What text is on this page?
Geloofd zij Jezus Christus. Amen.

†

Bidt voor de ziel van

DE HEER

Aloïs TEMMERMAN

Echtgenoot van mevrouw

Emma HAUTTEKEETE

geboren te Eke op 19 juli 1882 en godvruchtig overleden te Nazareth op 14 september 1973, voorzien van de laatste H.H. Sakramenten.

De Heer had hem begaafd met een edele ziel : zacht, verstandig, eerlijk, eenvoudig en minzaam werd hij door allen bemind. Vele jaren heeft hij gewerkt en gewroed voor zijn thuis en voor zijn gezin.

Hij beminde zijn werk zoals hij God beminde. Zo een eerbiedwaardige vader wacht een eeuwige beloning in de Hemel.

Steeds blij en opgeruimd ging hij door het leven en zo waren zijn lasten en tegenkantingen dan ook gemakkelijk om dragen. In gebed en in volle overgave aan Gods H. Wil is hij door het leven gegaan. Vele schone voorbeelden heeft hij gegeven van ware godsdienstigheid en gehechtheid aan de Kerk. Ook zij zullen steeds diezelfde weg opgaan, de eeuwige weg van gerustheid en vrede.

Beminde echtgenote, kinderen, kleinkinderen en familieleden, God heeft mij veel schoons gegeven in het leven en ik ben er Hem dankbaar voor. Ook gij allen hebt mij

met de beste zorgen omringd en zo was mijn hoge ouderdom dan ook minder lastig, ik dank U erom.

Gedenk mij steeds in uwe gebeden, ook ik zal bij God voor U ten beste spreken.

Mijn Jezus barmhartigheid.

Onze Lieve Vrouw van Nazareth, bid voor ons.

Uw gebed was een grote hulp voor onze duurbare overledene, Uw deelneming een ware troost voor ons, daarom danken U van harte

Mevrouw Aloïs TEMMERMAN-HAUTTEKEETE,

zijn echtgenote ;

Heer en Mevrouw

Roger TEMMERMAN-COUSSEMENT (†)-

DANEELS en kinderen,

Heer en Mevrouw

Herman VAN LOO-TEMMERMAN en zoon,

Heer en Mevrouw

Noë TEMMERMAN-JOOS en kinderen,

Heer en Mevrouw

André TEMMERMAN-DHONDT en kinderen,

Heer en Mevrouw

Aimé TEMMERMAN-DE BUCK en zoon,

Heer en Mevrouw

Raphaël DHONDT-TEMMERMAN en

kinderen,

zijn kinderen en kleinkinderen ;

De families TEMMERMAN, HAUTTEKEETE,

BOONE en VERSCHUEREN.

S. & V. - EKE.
...
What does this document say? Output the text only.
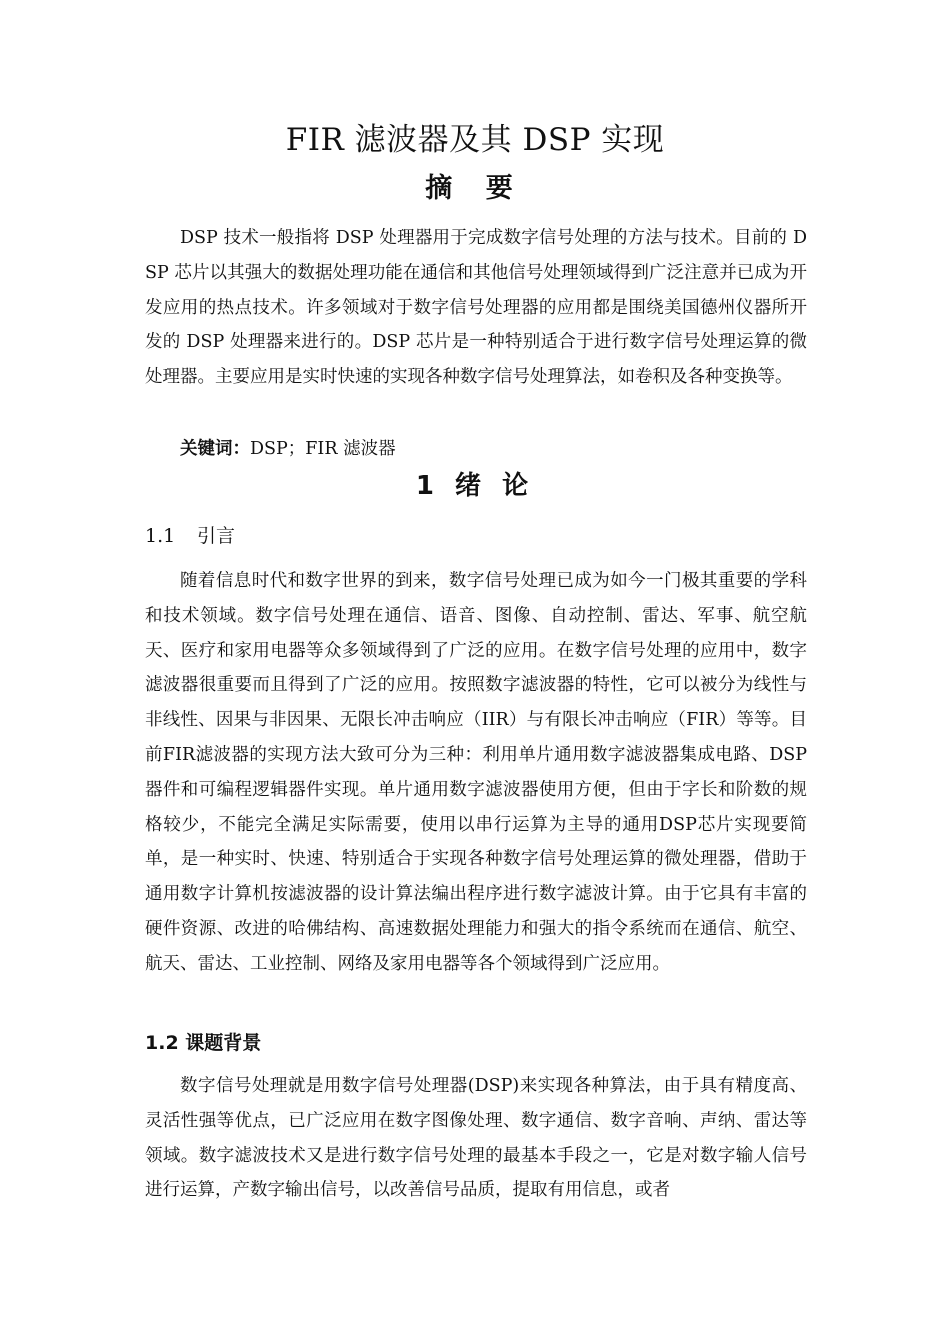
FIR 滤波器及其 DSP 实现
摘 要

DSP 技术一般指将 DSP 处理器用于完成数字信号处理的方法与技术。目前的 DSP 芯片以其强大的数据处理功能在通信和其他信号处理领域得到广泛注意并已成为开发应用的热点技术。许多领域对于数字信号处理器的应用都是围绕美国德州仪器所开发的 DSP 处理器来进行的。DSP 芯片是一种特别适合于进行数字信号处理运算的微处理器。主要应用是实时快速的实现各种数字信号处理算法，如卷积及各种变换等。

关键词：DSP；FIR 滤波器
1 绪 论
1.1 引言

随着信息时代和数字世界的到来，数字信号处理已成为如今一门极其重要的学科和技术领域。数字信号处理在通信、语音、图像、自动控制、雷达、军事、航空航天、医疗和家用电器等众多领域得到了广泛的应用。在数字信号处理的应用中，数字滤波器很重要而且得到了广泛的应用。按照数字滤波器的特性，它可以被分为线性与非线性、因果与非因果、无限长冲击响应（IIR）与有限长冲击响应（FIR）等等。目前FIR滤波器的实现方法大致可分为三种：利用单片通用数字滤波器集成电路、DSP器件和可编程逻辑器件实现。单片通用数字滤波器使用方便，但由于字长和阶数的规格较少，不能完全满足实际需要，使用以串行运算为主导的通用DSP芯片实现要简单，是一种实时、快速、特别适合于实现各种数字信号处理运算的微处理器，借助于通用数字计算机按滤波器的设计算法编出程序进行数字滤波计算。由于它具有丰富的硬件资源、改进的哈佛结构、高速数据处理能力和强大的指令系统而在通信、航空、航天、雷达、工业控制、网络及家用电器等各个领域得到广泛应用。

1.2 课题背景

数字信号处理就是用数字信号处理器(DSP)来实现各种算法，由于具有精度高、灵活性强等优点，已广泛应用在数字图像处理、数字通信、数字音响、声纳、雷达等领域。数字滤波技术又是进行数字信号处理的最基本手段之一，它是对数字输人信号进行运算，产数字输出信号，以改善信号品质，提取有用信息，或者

## OBJECTIVE
Of all the lines in the listing above, how many contain the word "What"? Answer with the number alone.

## ANSWER FOR THE TASK
2